**What you have to do:** Indicate only the number of lines in the listing below in which the word "положение" appears.

**Provided material:**
+--

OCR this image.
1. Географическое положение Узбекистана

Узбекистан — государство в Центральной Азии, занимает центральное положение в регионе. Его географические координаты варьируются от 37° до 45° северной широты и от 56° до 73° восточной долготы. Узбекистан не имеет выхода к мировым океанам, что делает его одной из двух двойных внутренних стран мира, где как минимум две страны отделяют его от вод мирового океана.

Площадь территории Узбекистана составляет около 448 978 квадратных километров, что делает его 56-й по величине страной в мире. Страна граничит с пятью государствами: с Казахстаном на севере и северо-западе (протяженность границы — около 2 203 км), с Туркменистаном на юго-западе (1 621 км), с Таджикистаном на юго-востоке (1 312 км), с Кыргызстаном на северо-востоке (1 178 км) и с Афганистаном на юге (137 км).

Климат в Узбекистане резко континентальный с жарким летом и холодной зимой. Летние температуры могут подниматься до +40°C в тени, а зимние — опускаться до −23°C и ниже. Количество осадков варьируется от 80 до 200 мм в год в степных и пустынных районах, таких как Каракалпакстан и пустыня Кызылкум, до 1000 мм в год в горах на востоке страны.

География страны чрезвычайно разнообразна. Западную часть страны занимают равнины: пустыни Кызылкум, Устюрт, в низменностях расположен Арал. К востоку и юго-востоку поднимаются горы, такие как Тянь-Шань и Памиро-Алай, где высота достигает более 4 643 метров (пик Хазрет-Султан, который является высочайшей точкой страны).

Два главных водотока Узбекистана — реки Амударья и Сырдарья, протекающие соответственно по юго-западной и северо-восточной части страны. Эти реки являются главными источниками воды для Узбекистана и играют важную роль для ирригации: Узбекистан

+--

**Response to this exercise:** 2